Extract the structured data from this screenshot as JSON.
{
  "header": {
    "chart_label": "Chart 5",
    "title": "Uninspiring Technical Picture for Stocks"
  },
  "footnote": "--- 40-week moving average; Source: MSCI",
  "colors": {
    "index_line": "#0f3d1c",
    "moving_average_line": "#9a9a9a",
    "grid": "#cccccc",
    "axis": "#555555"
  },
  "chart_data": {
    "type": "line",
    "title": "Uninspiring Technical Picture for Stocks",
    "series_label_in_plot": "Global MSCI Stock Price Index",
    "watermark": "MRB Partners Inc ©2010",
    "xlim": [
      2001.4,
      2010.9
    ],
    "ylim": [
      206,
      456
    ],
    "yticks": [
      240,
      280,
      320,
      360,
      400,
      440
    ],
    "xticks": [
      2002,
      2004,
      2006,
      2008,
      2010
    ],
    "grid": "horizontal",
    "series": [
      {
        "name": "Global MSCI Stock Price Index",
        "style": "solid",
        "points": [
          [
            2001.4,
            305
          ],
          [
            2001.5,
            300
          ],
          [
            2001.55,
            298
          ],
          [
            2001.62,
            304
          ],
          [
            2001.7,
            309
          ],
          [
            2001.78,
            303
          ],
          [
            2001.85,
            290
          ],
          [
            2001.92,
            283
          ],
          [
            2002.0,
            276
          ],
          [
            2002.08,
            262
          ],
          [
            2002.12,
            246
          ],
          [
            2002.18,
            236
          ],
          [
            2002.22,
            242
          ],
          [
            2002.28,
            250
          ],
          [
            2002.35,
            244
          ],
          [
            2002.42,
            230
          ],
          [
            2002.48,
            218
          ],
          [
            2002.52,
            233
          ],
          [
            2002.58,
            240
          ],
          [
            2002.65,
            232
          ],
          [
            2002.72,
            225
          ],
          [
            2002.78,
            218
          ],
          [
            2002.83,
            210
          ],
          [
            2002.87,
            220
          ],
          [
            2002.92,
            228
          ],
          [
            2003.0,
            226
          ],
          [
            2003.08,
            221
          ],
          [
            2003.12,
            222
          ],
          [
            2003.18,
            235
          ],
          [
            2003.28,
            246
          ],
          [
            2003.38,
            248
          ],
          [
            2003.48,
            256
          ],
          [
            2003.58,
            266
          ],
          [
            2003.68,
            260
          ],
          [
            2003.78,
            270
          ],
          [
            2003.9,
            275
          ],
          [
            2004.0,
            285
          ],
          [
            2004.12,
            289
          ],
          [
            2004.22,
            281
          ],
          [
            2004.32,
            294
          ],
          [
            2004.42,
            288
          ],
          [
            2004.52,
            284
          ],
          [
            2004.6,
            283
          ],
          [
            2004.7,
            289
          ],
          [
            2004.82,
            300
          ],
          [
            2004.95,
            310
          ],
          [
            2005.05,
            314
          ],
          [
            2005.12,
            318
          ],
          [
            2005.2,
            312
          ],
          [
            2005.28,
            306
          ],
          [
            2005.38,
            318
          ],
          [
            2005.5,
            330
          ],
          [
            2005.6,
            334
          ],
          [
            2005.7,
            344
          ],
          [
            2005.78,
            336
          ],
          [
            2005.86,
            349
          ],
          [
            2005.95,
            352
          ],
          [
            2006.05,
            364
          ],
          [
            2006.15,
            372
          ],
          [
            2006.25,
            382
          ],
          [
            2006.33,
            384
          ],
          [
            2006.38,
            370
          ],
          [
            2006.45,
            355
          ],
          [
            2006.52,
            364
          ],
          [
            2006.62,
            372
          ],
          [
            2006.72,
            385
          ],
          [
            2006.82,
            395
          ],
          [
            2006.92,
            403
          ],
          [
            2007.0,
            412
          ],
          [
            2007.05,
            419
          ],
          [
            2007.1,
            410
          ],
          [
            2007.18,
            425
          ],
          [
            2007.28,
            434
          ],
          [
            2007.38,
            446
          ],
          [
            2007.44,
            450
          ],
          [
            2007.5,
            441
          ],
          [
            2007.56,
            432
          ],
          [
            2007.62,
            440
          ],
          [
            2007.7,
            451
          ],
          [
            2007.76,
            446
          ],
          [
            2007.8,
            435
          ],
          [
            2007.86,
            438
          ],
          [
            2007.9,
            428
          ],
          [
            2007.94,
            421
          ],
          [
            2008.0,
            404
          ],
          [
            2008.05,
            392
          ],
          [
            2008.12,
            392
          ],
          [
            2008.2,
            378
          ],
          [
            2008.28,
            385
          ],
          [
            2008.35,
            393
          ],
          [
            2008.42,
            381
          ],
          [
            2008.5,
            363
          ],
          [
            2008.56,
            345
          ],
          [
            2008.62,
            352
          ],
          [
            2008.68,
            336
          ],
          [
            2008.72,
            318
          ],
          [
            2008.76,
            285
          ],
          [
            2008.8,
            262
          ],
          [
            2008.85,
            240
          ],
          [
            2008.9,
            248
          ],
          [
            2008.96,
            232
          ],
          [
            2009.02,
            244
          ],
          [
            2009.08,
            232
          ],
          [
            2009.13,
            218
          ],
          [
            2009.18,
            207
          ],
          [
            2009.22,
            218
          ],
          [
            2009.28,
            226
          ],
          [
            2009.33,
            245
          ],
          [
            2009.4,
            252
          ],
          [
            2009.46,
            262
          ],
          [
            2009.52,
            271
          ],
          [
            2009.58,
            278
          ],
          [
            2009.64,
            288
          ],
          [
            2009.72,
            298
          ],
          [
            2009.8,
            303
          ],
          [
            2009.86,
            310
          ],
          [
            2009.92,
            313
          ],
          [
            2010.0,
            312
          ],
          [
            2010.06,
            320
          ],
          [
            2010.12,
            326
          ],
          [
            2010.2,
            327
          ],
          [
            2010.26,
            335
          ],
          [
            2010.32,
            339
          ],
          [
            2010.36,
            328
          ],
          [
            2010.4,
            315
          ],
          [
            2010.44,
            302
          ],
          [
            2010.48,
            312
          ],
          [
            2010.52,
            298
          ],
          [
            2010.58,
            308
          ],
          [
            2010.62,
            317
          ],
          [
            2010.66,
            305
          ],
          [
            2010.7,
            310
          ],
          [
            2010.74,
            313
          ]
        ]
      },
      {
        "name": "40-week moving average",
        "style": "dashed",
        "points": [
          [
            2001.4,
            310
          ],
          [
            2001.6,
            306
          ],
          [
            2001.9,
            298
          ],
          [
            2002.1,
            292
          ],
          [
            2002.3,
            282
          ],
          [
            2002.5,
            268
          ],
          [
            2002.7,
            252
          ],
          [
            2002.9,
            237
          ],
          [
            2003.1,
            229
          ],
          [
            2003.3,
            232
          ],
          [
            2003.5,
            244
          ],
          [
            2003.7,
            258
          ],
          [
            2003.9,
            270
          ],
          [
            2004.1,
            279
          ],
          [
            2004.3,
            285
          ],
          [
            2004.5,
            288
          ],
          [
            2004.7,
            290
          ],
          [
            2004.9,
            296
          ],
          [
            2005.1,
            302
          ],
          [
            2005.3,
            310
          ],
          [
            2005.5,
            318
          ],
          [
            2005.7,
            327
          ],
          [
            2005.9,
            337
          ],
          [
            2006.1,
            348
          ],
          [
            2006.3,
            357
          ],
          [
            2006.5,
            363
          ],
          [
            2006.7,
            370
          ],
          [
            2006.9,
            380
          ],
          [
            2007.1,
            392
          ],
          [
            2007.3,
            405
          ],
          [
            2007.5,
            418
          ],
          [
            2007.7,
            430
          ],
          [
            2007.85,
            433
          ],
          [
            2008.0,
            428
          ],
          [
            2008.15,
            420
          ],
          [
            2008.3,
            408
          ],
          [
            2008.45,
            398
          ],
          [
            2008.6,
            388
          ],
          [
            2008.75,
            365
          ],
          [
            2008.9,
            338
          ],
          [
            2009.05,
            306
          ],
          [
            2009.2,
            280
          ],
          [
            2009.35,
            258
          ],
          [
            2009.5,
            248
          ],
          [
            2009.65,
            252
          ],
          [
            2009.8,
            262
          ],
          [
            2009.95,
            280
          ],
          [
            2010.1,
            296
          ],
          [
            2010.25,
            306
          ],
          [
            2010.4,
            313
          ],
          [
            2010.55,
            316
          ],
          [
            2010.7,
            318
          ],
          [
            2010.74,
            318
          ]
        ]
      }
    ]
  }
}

━━━

> [Task description] Scan the listing above for the word "Technical" and copy every line that holds it.

> [Answer to this exercise]
    "title": "Uninspiring Technical Picture for Stocks"
    "title": "Uninspiring Technical Picture for Stocks",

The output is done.